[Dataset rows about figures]
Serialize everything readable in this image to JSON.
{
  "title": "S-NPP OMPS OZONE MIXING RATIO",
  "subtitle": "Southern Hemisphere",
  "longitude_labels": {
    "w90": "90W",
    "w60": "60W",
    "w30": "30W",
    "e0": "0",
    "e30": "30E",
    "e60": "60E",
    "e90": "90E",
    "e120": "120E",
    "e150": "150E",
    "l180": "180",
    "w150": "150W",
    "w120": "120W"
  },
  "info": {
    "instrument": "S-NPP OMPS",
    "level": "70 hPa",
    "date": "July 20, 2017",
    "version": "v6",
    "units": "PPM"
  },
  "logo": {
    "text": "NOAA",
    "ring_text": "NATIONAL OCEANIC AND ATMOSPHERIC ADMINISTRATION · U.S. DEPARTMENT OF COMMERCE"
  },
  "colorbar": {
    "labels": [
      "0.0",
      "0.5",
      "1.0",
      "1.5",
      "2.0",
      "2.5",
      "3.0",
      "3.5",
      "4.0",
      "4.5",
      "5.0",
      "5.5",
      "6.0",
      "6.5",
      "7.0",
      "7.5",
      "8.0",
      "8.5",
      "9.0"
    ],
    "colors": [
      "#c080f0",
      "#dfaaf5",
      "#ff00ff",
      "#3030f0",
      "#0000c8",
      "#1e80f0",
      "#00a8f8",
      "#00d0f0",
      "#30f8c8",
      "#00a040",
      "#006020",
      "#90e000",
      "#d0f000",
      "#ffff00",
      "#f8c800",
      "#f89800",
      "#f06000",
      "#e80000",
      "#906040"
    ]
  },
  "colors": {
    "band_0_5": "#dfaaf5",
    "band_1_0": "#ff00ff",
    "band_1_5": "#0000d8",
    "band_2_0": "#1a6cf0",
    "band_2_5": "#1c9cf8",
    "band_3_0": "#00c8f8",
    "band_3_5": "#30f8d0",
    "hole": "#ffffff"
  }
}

Short exercise =
Extract all of the data above and output it character for character.

The solution =
Serialize everything readable in this image to JSON.
{
  "title": "S-NPP OMPS OZONE MIXING RATIO",
  "subtitle": "Southern Hemisphere",
  "longitude_labels": {
    "w90": "90W",
    "w60": "60W",
    "w30": "30W",
    "e0": "0",
    "e30": "30E",
    "e60": "60E",
    "e90": "90E",
    "e120": "120E",
    "e150": "150E",
    "l180": "180",
    "w150": "150W",
    "w120": "120W"
  },
  "info": {
    "instrument": "S-NPP OMPS",
    "level": "70 hPa",
    "date": "July 20, 2017",
    "version": "v6",
    "units": "PPM"
  },
  "logo": {
    "text": "NOAA",
    "ring_text": "NATIONAL OCEANIC AND ATMOSPHERIC ADMINISTRATION · U.S. DEPARTMENT OF COMMERCE"
  },
  "colorbar": {
    "labels": [
      "0.0",
      "0.5",
      "1.0",
      "1.5",
      "2.0",
      "2.5",
      "3.0",
      "3.5",
      "4.0",
      "4.5",
      "5.0",
      "5.5",
      "6.0",
      "6.5",
      "7.0",
      "7.5",
      "8.0",
      "8.5",
      "9.0"
    ],
    "colors": [
      "#c080f0",
      "#dfaaf5",
      "#ff00ff",
      "#3030f0",
      "#0000c8",
      "#1e80f0",
      "#00a8f8",
      "#00d0f0",
      "#30f8c8",
      "#00a040",
      "#006020",
      "#90e000",
      "#d0f000",
      "#ffff00",
      "#f8c800",
      "#f89800",
      "#f06000",
      "#e80000",
      "#906040"
    ]
  },
  "colors": {
    "band_0_5": "#dfaaf5",
    "band_1_0": "#ff00ff",
    "band_1_5": "#0000d8",
    "band_2_0": "#1a6cf0",
    "band_2_5": "#1c9cf8",
    "band_3_0": "#00c8f8",
    "band_3_5": "#30f8d0",
    "hole": "#ffffff"
  }
}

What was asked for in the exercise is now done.